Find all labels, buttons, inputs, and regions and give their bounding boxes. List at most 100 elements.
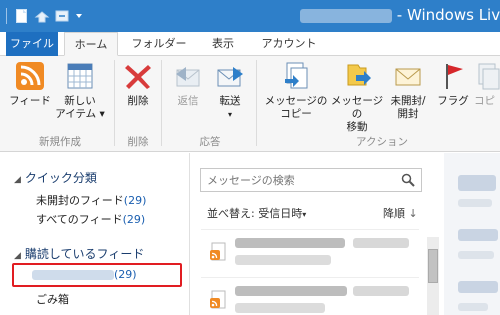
search-icon[interactable] — [401, 173, 415, 187]
delete-button-label: 削除 — [127, 95, 149, 107]
toolbar-divider — [6, 8, 7, 24]
unread-feeds-count: (29) — [123, 194, 147, 207]
flag-icon — [437, 60, 469, 92]
copy-button-label: コピ — [474, 95, 495, 107]
calendar-grid-icon — [64, 60, 96, 92]
nav-item-trash[interactable]: ごみ箱 — [36, 291, 69, 307]
scrollbar-thumb[interactable] — [428, 249, 438, 283]
blurred-subject — [235, 255, 331, 265]
flag-button-label: フラグ — [437, 95, 469, 107]
move-message-label-1: メッセージの — [330, 95, 384, 120]
blurred-time — [353, 238, 409, 248]
group-divider — [161, 60, 162, 146]
group-label-respond: 応答 — [199, 136, 221, 148]
envelope-icon — [392, 60, 424, 92]
blurred-text — [458, 251, 494, 259]
tab-home[interactable]: ホーム — [64, 32, 118, 56]
forward-button[interactable]: 転送 ▾ — [210, 60, 250, 121]
ribbon-tabs: ファイル ホーム フォルダー 表示 アカウント — [0, 32, 500, 56]
order-label: 降順 — [383, 207, 405, 220]
search-box[interactable] — [200, 168, 422, 192]
copy-button[interactable]: コピ — [474, 60, 500, 108]
delete-x-icon — [122, 60, 154, 92]
copy-icon — [474, 60, 500, 92]
feed-item-count: (29) — [114, 268, 137, 281]
forward-icon — [214, 60, 246, 92]
group-label-delete: 削除 — [127, 136, 149, 148]
unread-feeds-label: 未開封のフィード — [36, 194, 124, 207]
quick-views-label: クイック分類 — [24, 171, 97, 185]
forward-dropdown-arrow[interactable]: ▾ — [228, 108, 232, 121]
blurred-text — [458, 281, 498, 293]
reading-pane — [444, 153, 500, 315]
ribbon: フィード 新しい アイテム ▾ 新規作成 削除 削除 返信 転送 ▾ 応答 メッ… — [0, 56, 500, 152]
subscribed-feeds-header[interactable]: ◢ 購読しているフィード — [14, 245, 144, 262]
all-feeds-count: (29) — [122, 213, 146, 226]
unread-read-label-1: 未開封/ — [390, 95, 426, 107]
new-items-button[interactable]: 新しい アイテム ▾ — [54, 60, 106, 121]
tab-account[interactable]: アカウント — [252, 32, 326, 56]
tab-view[interactable]: 表示 — [198, 32, 248, 56]
sort-by-dropdown[interactable]: 並べ替え: 受信日時▾ — [207, 205, 306, 221]
collapse-triangle-icon[interactable]: ◢ — [14, 251, 21, 261]
nav-item-subscribed-feed[interactable]: (29) — [32, 268, 137, 281]
new-document-icon[interactable] — [14, 8, 30, 24]
group-divider — [114, 60, 115, 146]
new-items-label-1: 新しい — [64, 95, 96, 107]
tab-folder[interactable]: フォルダー — [124, 32, 194, 56]
group-label-new: 新規作成 — [39, 136, 81, 148]
title-bar: - Windows Liv — [0, 0, 500, 32]
sort-arrow-icon: ▾ — [302, 210, 307, 219]
blurred-account-name — [300, 8, 392, 23]
feed-button[interactable]: フィード — [8, 60, 52, 108]
new-items-label-2: アイテム ▾ — [55, 108, 105, 120]
delete-button[interactable]: 削除 — [118, 60, 158, 108]
collapse-triangle-icon[interactable]: ◢ — [14, 175, 21, 185]
search-input[interactable] — [207, 172, 397, 188]
tab-file[interactable]: ファイル — [6, 32, 58, 56]
reply-button[interactable]: 返信 — [168, 60, 208, 108]
forward-button-label: 転送 — [219, 95, 241, 107]
group-label-actions: アクション — [356, 136, 408, 148]
copy-message-button[interactable]: メッセージの コピー — [264, 60, 328, 121]
nav-item-unread-feeds[interactable]: 未開封のフィード(29) — [36, 192, 146, 208]
feed-button-label: フィード — [9, 95, 51, 107]
window-title: - Windows Liv — [300, 6, 500, 26]
folder-sync-icon[interactable] — [54, 8, 70, 24]
blurred-text — [458, 199, 492, 207]
all-feeds-label: すべてのフィード — [36, 213, 123, 226]
blurred-feed-name — [32, 270, 114, 280]
reply-button-label: 返信 — [177, 95, 199, 107]
list-item[interactable] — [201, 277, 419, 315]
copy-message-icon — [280, 60, 312, 92]
blurred-subject — [235, 303, 325, 313]
message-list-pane: 並べ替え: 受信日時▾ 降順 ↓ — [191, 153, 443, 315]
group-divider — [256, 60, 257, 146]
list-item[interactable] — [201, 229, 419, 273]
blurred-heading — [458, 175, 496, 191]
scrollbar[interactable] — [427, 237, 439, 315]
flag-button[interactable]: フラグ — [436, 60, 470, 108]
down-arrow-icon: ↓ — [408, 207, 418, 220]
sort-order-toggle[interactable]: 降順 ↓ — [383, 205, 418, 221]
move-message-button[interactable]: メッセージの 移動 — [328, 60, 386, 134]
sort-label: 並べ替え: 受信日時 — [207, 207, 303, 220]
subscribed-feeds-label: 購読しているフィード — [24, 247, 145, 261]
copy-message-label-2: コピー — [280, 108, 312, 120]
copy-message-label-1: メッセージの — [264, 95, 328, 107]
move-folder-icon — [341, 60, 373, 92]
blurred-sender — [235, 286, 347, 296]
send-receive-icon[interactable] — [34, 8, 50, 24]
window-title-suffix: - Windows Liv — [396, 6, 500, 24]
blurred-text — [458, 303, 488, 311]
unread-read-button[interactable]: 未開封/ 開封 — [384, 60, 432, 121]
nav-item-all-feeds[interactable]: すべてのフィード(29) — [36, 211, 145, 227]
customize-qat-icon[interactable] — [74, 8, 84, 24]
quick-access-toolbar — [6, 7, 84, 25]
unread-read-label-2: 開封 — [397, 108, 419, 120]
blurred-time — [353, 286, 409, 296]
quick-views-header[interactable]: ◢ クイック分類 — [14, 169, 97, 186]
blurred-sender — [235, 238, 345, 248]
rss-item-icon — [209, 242, 227, 262]
rss-item-icon — [209, 290, 227, 310]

.....

## Goal of the exercise
Pull out every line of the rows that contains the string "並べ替え", matching case exactly.

## Response to this task
sort-by-dropdown[interactable]: 並べ替え: 受信日時▾ — [207, 205, 306, 221]
message-list-pane: 並べ替え: 受信日時▾ 降順 ↓ — [191, 153, 443, 315]
sort-label: 並べ替え: 受信日時 — [207, 207, 303, 220]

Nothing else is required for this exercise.